Reproduce the lines of the material exactly, excluding every image.

— Stored data —
— begin —

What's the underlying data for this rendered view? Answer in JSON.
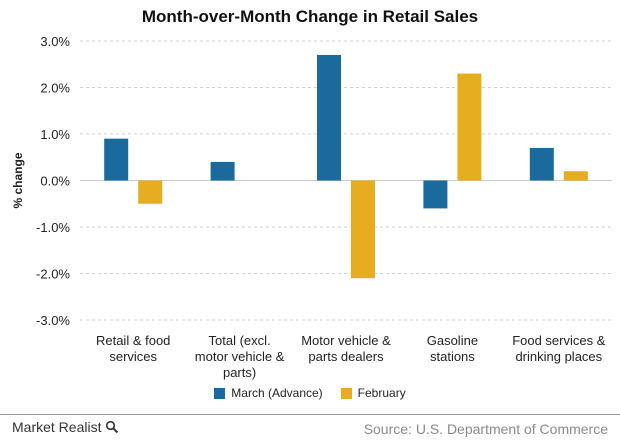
{
  "chart_data": {
    "type": "bar",
    "title": "Month-over-Month Change in Retail Sales",
    "ylabel": "% change",
    "xlabel": "",
    "ylim": [
      -3.0,
      3.0
    ],
    "yticks": [
      3.0,
      2.0,
      1.0,
      0.0,
      -1.0,
      -2.0,
      -3.0
    ],
    "ytick_labels": [
      "3.0%",
      "2.0%",
      "1.0%",
      "0.0%",
      "-1.0%",
      "-2.0%",
      "-3.0%"
    ],
    "grid": true,
    "legend_position": "bottom",
    "categories": [
      [
        "Retail & food",
        "services"
      ],
      [
        "Total (excl.",
        "motor vehicle &",
        "parts)"
      ],
      [
        "Motor vehicle &",
        "parts dealers"
      ],
      [
        "Gasoline",
        "stations"
      ],
      [
        "Food services &",
        "drinking places"
      ]
    ],
    "series": [
      {
        "name": "March (Advance)",
        "color": "#1b6a9e",
        "values": [
          0.9,
          0.4,
          2.7,
          -0.6,
          0.7
        ]
      },
      {
        "name": "February",
        "color": "#e5ad1f",
        "values": [
          -0.5,
          0.0,
          -2.1,
          2.3,
          0.2
        ]
      }
    ]
  },
  "footer": {
    "brand": "Market Realist",
    "source": "Source: U.S. Department of Commerce"
  }
}
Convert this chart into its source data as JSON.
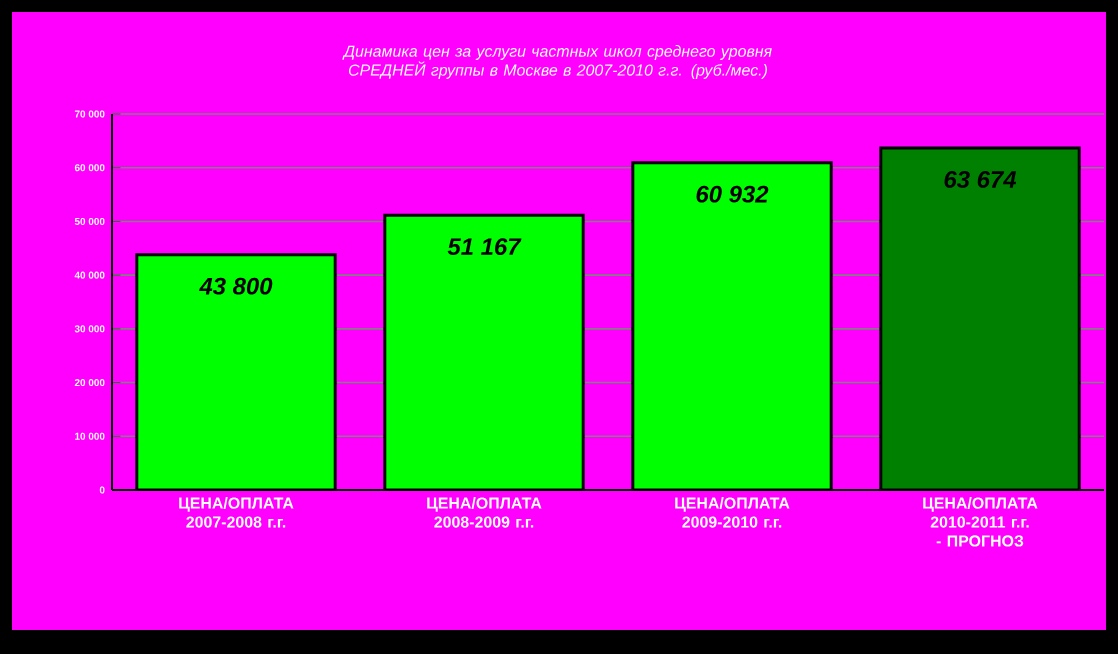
{
  "chart_data": {
    "type": "bar",
    "title": "Динамика цен за услуги частных школ среднего уровня СРЕДНЕЙ группы в Москве в 2007-2010 г.г. (руб./мес.)",
    "categories": [
      "ЦЕНА/ОПЛАТА 2007-2008 г.г.",
      "ЦЕНА/ОПЛАТА 2008-2009 г.г.",
      "ЦЕНА/ОПЛАТА 2009-2010 г.г.",
      "ЦЕНА/ОПЛАТА 2010-2011 г.г. - ПРОГНОЗ"
    ],
    "values": [
      43800,
      51167,
      60932,
      63674
    ],
    "colors": [
      "#00ff00",
      "#00ff00",
      "#00ff00",
      "#008000"
    ],
    "value_labels": [
      "43 800",
      "51 167",
      "60 932",
      "63 674"
    ],
    "ylim": [
      0,
      70000
    ],
    "yticks": [
      {
        "value": 0,
        "label": "0"
      },
      {
        "value": 10000,
        "label": "10 000"
      },
      {
        "value": 20000,
        "label": "20 000"
      },
      {
        "value": 30000,
        "label": "30 000"
      },
      {
        "value": 40000,
        "label": "40 000"
      },
      {
        "value": 50000,
        "label": "50 000"
      },
      {
        "value": 60000,
        "label": "60 000"
      },
      {
        "value": 70000,
        "label": "70 000"
      }
    ],
    "grid": "y"
  }
}
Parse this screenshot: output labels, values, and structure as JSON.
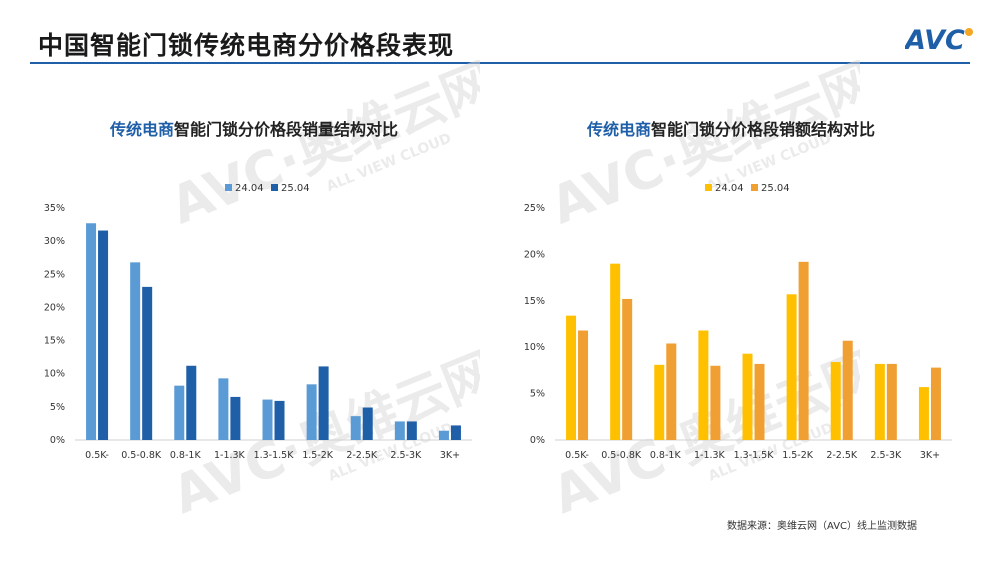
{
  "header": {
    "title": "中国智能门锁传统电商分价格段表现",
    "logo_text": "AVC"
  },
  "watermark": {
    "main": "AVC·奥维云网",
    "sub": "ALL VIEW CLOUD"
  },
  "chart_data": [
    {
      "type": "bar",
      "title_highlight": "传统电商",
      "title_rest": "智能门锁分价格段销量结构对比",
      "categories": [
        "0.5K-",
        "0.5-0.8K",
        "0.8-1K",
        "1-1.3K",
        "1.3-1.5K",
        "1.5-2K",
        "2-2.5K",
        "2.5-3K",
        "3K+"
      ],
      "series": [
        {
          "name": "24.04",
          "color": "#5b9bd5",
          "values": [
            32.7,
            26.8,
            8.2,
            9.3,
            6.1,
            8.4,
            3.6,
            2.8,
            1.4
          ]
        },
        {
          "name": "25.04",
          "color": "#1f5fa8",
          "values": [
            31.6,
            23.1,
            11.2,
            6.5,
            5.9,
            11.1,
            4.9,
            2.8,
            2.2
          ]
        }
      ],
      "yticks": [
        "0%",
        "5%",
        "10%",
        "15%",
        "20%",
        "25%",
        "30%",
        "35%"
      ],
      "ylim": [
        0,
        35
      ],
      "legend": "top-center",
      "grid": false
    },
    {
      "type": "bar",
      "title_highlight": "传统电商",
      "title_rest": "智能门锁分价格段销额结构对比",
      "categories": [
        "0.5K-",
        "0.5-0.8K",
        "0.8-1K",
        "1-1.3K",
        "1.3-1.5K",
        "1.5-2K",
        "2-2.5K",
        "2.5-3K",
        "3K+"
      ],
      "series": [
        {
          "name": "24.04",
          "color": "#ffc000",
          "values": [
            13.4,
            19.0,
            8.1,
            11.8,
            9.3,
            15.7,
            8.4,
            8.2,
            5.7
          ]
        },
        {
          "name": "25.04",
          "color": "#f0a032",
          "values": [
            11.8,
            15.2,
            10.4,
            8.0,
            8.2,
            19.2,
            10.7,
            8.2,
            7.8
          ]
        }
      ],
      "yticks": [
        "0%",
        "5%",
        "10%",
        "15%",
        "20%",
        "25%"
      ],
      "ylim": [
        0,
        25
      ],
      "legend": "top-center",
      "grid": false
    }
  ],
  "source": "数据来源：奥维云网（AVC）线上监测数据"
}
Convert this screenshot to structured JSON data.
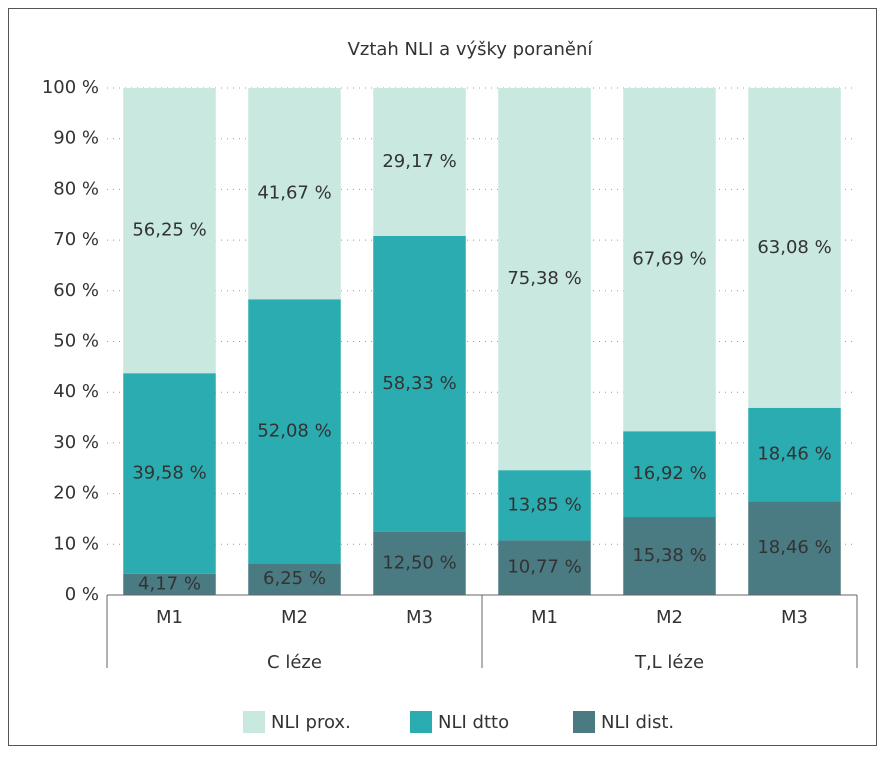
{
  "chart_data": {
    "type": "stacked_bar",
    "title": "Vztah NLI a výšky poranění",
    "categories": [
      "M1",
      "M2",
      "M3",
      "M1",
      "M2",
      "M3"
    ],
    "groups": [
      "C léze",
      "T,L léze"
    ],
    "series": [
      {
        "name": "NLI prox.",
        "color": "#c8e8e0",
        "values": [
          56.25,
          41.67,
          29.17,
          75.38,
          67.69,
          63.08
        ],
        "value_labels": [
          "56,25 %",
          "41,67 %",
          "29,17 %",
          "75,38 %",
          "67,69 %",
          "63,08 %"
        ]
      },
      {
        "name": "NLI dtto",
        "color": "#2aacb0",
        "values": [
          39.58,
          52.08,
          58.33,
          13.85,
          16.92,
          18.46
        ],
        "value_labels": [
          "39,58 %",
          "52,08 %",
          "58,33 %",
          "13,85 %",
          "16,92 %",
          "18,46 %"
        ]
      },
      {
        "name": "NLI dist.",
        "color": "#4a7a82",
        "values": [
          4.17,
          6.25,
          12.5,
          10.77,
          15.38,
          18.46
        ],
        "value_labels": [
          "4,17 %",
          "6,25 %",
          "12,50 %",
          "10,77 %",
          "15,38 %",
          "18,46 %"
        ]
      }
    ],
    "ylim": [
      0,
      100
    ],
    "yticks": [
      {
        "value": 0,
        "label": "0 %"
      },
      {
        "value": 10,
        "label": "10 %"
      },
      {
        "value": 20,
        "label": "20 %"
      },
      {
        "value": 30,
        "label": "30 %"
      },
      {
        "value": 40,
        "label": "40 %"
      },
      {
        "value": 50,
        "label": "50 %"
      },
      {
        "value": 60,
        "label": "60 %"
      },
      {
        "value": 70,
        "label": "70 %"
      },
      {
        "value": 80,
        "label": "80 %"
      },
      {
        "value": 90,
        "label": "90 %"
      },
      {
        "value": 100,
        "label": "100 %"
      }
    ],
    "grid": true,
    "legend": "bottom"
  }
}
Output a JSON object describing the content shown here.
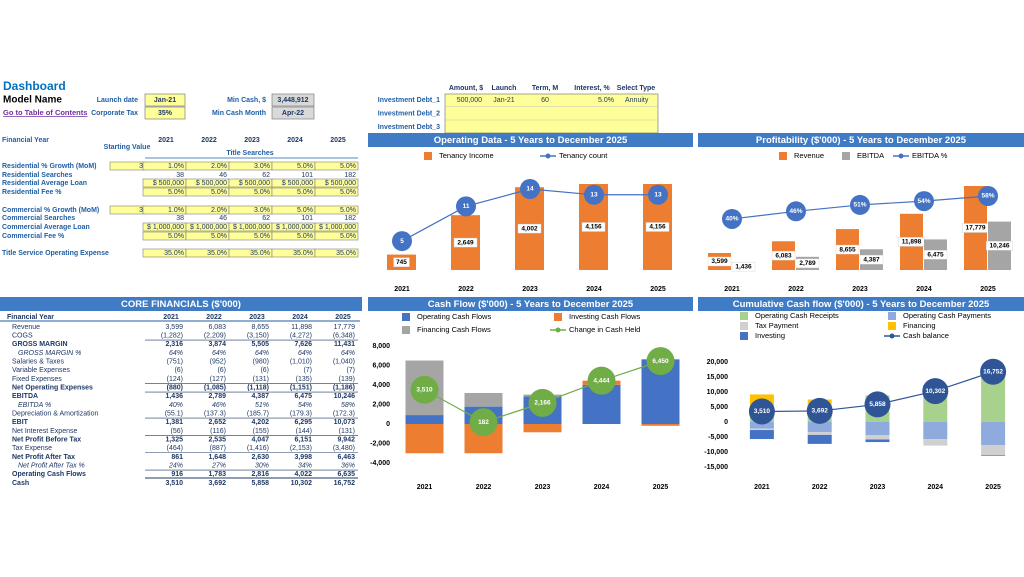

— end —

— Solution for this problem —
What's the underlying data for this rendered view? Answer in JSON.
{
  "chart_data": {
    "type": "bar",
    "title": "Month-over-Month Change in Retail Sales",
    "ylabel": "% change",
    "xlabel": "",
    "ylim": [
      -3.0,
      3.0
    ],
    "yticks": [
      3.0,
      2.0,
      1.0,
      0.0,
      -1.0,
      -2.0,
      -3.0
    ],
    "ytick_labels": [
      "3.0%",
      "2.0%",
      "1.0%",
      "0.0%",
      "-1.0%",
      "-2.0%",
      "-3.0%"
    ],
    "grid": true,
    "legend_position": "bottom",
    "categories": [
      [
        "Retail & food",
        "services"
      ],
      [
        "Total (excl.",
        "motor vehicle &",
        "parts)"
      ],
      [
        "Motor vehicle &",
        "parts dealers"
      ],
      [
        "Gasoline",
        "stations"
      ],
      [
        "Food services &",
        "drinking places"
      ]
    ],
    "series": [
      {
        "name": "March (Advance)",
        "color": "#1b6a9e",
        "values": [
          0.9,
          0.4,
          2.7,
          -0.6,
          0.7
        ]
      },
      {
        "name": "February",
        "color": "#e5ad1f",
        "values": [
          -0.5,
          0.0,
          -2.1,
          2.3,
          0.2
        ]
      }
    ]
  },
  "footer": {
    "brand": "Market Realist",
    "source": "Source: U.S. Department of Commerce"
  }
}
Convert this chart into its source data as JSON.
{
  "chart_data": {
    "type": "bar",
    "title": "Динамика цен за услуги частных школ среднего уровня СРЕДНЕЙ группы в Москве в 2007-2010 г.г. (руб./мес.)",
    "categories": [
      "ЦЕНА/ОПЛАТА 2007-2008 г.г.",
      "ЦЕНА/ОПЛАТА 2008-2009 г.г.",
      "ЦЕНА/ОПЛАТА 2009-2010 г.г.",
      "ЦЕНА/ОПЛАТА 2010-2011 г.г. - ПРОГНОЗ"
    ],
    "values": [
      43800,
      51167,
      60932,
      63674
    ],
    "colors": [
      "#00ff00",
      "#00ff00",
      "#00ff00",
      "#008000"
    ],
    "value_labels": [
      "43 800",
      "51 167",
      "60 932",
      "63 674"
    ],
    "ylim": [
      0,
      70000
    ],
    "yticks": [
      {
        "value": 0,
        "label": "0"
      },
      {
        "value": 10000,
        "label": "10 000"
      },
      {
        "value": 20000,
        "label": "20 000"
      },
      {
        "value": 30000,
        "label": "30 000"
      },
      {
        "value": 40000,
        "label": "40 000"
      },
      {
        "value": 50000,
        "label": "50 000"
      },
      {
        "value": 60000,
        "label": "60 000"
      },
      {
        "value": 70000,
        "label": "70 000"
      }
    ],
    "grid": "y"
  }
}
Parse this screenshot: output labels, values, and structure as JSON.
{
  "header": {
    "title": "中国智能门锁传统电商分价格段表现",
    "logo_text": "AVC"
  },
  "watermark": {
    "main": "AVC·奥维云网",
    "sub": "ALL VIEW CLOUD"
  },
  "chart_data": [
    {
      "type": "bar",
      "title_highlight": "传统电商",
      "title_rest": "智能门锁分价格段销量结构对比",
      "categories": [
        "0.5K-",
        "0.5-0.8K",
        "0.8-1K",
        "1-1.3K",
        "1.3-1.5K",
        "1.5-2K",
        "2-2.5K",
        "2.5-3K",
        "3K+"
      ],
      "series": [
        {
          "name": "24.04",
          "color": "#5b9bd5",
          "values": [
            32.7,
            26.8,
            8.2,
            9.3,
            6.1,
            8.4,
            3.6,
            2.8,
            1.4
          ]
        },
        {
          "name": "25.04",
          "color": "#1f5fa8",
          "values": [
            31.6,
            23.1,
            11.2,
            6.5,
            5.9,
            11.1,
            4.9,
            2.8,
            2.2
          ]
        }
      ],
      "yticks": [
        "0%",
        "5%",
        "10%",
        "15%",
        "20%",
        "25%",
        "30%",
        "35%"
      ],
      "ylim": [
        0,
        35
      ],
      "legend": "top-center",
      "grid": false
    },
    {
      "type": "bar",
      "title_highlight": "传统电商",
      "title_rest": "智能门锁分价格段销额结构对比",
      "categories": [
        "0.5K-",
        "0.5-0.8K",
        "0.8-1K",
        "1-1.3K",
        "1.3-1.5K",
        "1.5-2K",
        "2-2.5K",
        "2.5-3K",
        "3K+"
      ],
      "series": [
        {
          "name": "24.04",
          "color": "#ffc000",
          "values": [
            13.4,
            19.0,
            8.1,
            11.8,
            9.3,
            15.7,
            8.4,
            8.2,
            5.7
          ]
        },
        {
          "name": "25.04",
          "color": "#f0a032",
          "values": [
            11.8,
            15.2,
            10.4,
            8.0,
            8.2,
            19.2,
            10.7,
            8.2,
            7.8
          ]
        }
      ],
      "yticks": [
        "0%",
        "5%",
        "10%",
        "15%",
        "20%",
        "25%"
      ],
      "ylim": [
        0,
        25
      ],
      "legend": "top-center",
      "grid": false
    }
  ],
  "source": "数据来源：奥维云网（AVC）线上监测数据"
}
Convert this screenshot to structured JSON data.
{
  "chart_data": {
    "type": "stacked_bar",
    "title": "Vztah NLI a výšky poranění",
    "categories": [
      "M1",
      "M2",
      "M3",
      "M1",
      "M2",
      "M3"
    ],
    "groups": [
      "C léze",
      "T,L léze"
    ],
    "series": [
      {
        "name": "NLI prox.",
        "color": "#c8e8e0",
        "values": [
          56.25,
          41.67,
          29.17,
          75.38,
          67.69,
          63.08
        ],
        "value_labels": [
          "56,25 %",
          "41,67 %",
          "29,17 %",
          "75,38 %",
          "67,69 %",
          "63,08 %"
        ]
      },
      {
        "name": "NLI dtto",
        "color": "#2aacb0",
        "values": [
          39.58,
          52.08,
          58.33,
          13.85,
          16.92,
          18.46
        ],
        "value_labels": [
          "39,58 %",
          "52,08 %",
          "58,33 %",
          "13,85 %",
          "16,92 %",
          "18,46 %"
        ]
      },
      {
        "name": "NLI dist.",
        "color": "#4a7a82",
        "values": [
          4.17,
          6.25,
          12.5,
          10.77,
          15.38,
          18.46
        ],
        "value_labels": [
          "4,17 %",
          "6,25 %",
          "12,50 %",
          "10,77 %",
          "15,38 %",
          "18,46 %"
        ]
      }
    ],
    "ylim": [
      0,
      100
    ],
    "yticks": [
      {
        "value": 0,
        "label": "0 %"
      },
      {
        "value": 10,
        "label": "10 %"
      },
      {
        "value": 20,
        "label": "20 %"
      },
      {
        "value": 30,
        "label": "30 %"
      },
      {
        "value": 40,
        "label": "40 %"
      },
      {
        "value": 50,
        "label": "50 %"
      },
      {
        "value": 60,
        "label": "60 %"
      },
      {
        "value": 70,
        "label": "70 %"
      },
      {
        "value": 80,
        "label": "80 %"
      },
      {
        "value": 90,
        "label": "90 %"
      },
      {
        "value": 100,
        "label": "100 %"
      }
    ],
    "grid": true,
    "legend": "bottom"
  }
}
Output a JSON object describing the content shown here.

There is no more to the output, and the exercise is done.